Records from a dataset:
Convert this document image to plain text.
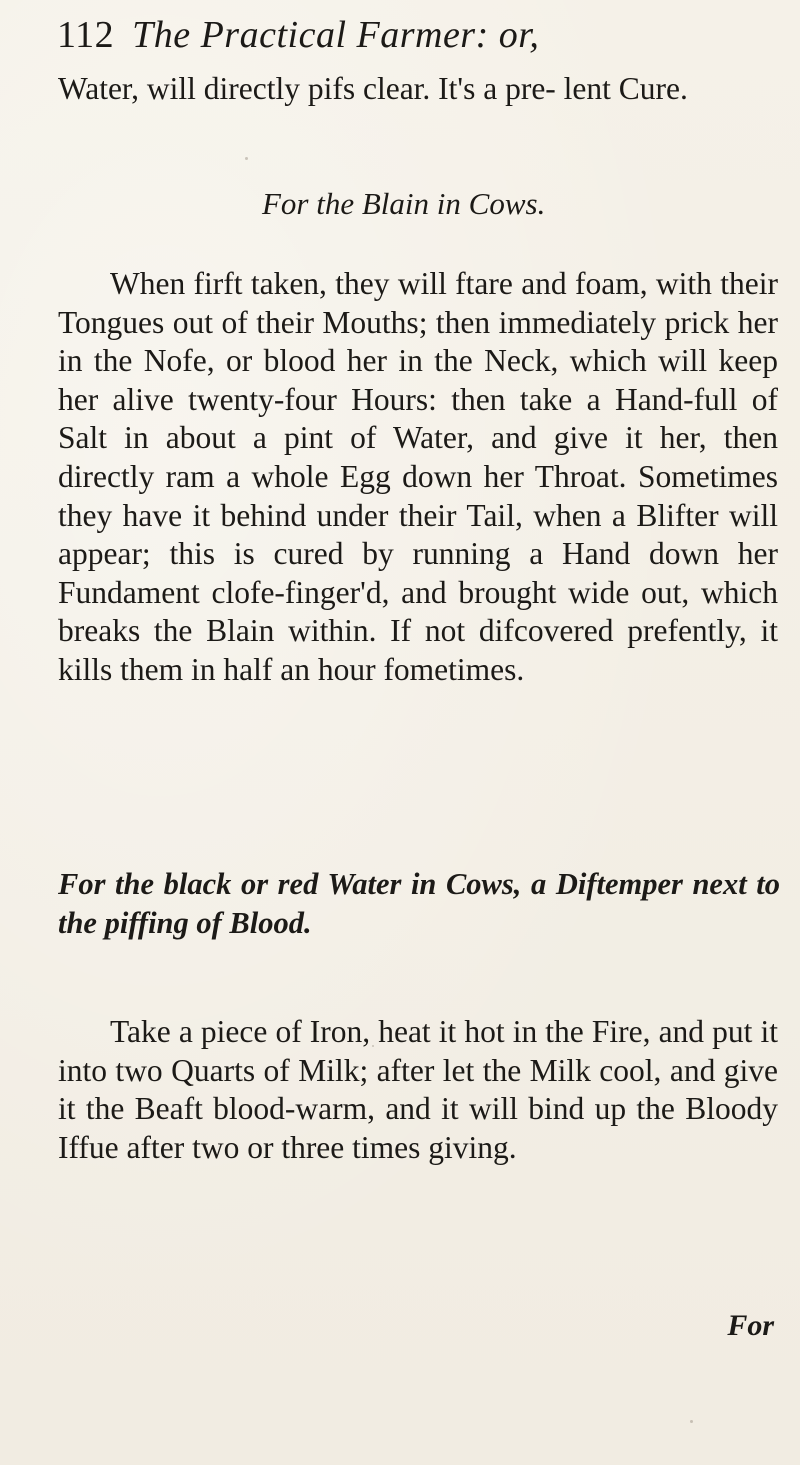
112 The Practical Farmer: or,

Water, will directly pifs clear. It's a pre- lent Cure.

For the Blain in Cows.

When firft taken, they will ftare and foam, with their Tongues out of their Mouths; then immediately prick her in the Nofe, or blood her in the Neck, which will keep her alive twenty-four Hours: then take a Hand-full of Salt in about a pint of Water, and give it her, then directly ram a whole Egg down her Throat. Sometimes they have it behind under their Tail, when a Blifter will appear; this is cured by running a Hand down her Fundament clofe-finger'd, and brought wide out, which breaks the Blain within. If not difcovered prefently, it kills them in half an hour fometimes.

For the black or red Water in Cows, a Diftemper next to the piffing of Blood.

Take a piece of Iron, heat it hot in the Fire, and put it into two Quarts of Milk; after let the Milk cool, and give it the Beaft blood-warm, and it will bind up the Bloody Iffue after two or three times giving.

For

GIVEN EXERCISE | Quote all of the entries word for word, omitting any pictures.

SOLVED PROBLEM |
Convert this document image to plain text.
112 The Practical Farmer: or,

Water, will directly pifs clear. It's a pre- lent Cure.

For the Blain in Cows.

When firft taken, they will ftare and foam, with their Tongues out of their Mouths; then immediately prick her in the Nofe, or blood her in the Neck, which will keep her alive twenty-four Hours: then take a Hand-full of Salt in about a pint of Water, and give it her, then directly ram a whole Egg down her Throat. Sometimes they have it behind under their Tail, when a Blifter will appear; this is cured by running a Hand down her Fundament clofe-finger'd, and brought wide out, which breaks the Blain within. If not difcovered prefently, it kills them in half an hour fometimes.

For the black or red Water in Cows, a Diftemper next to the piffing of Blood.

Take a piece of Iron, heat it hot in the Fire, and put it into two Quarts of Milk; after let the Milk cool, and give it the Beaft blood-warm, and it will bind up the Bloody Iffue after two or three times giving.

For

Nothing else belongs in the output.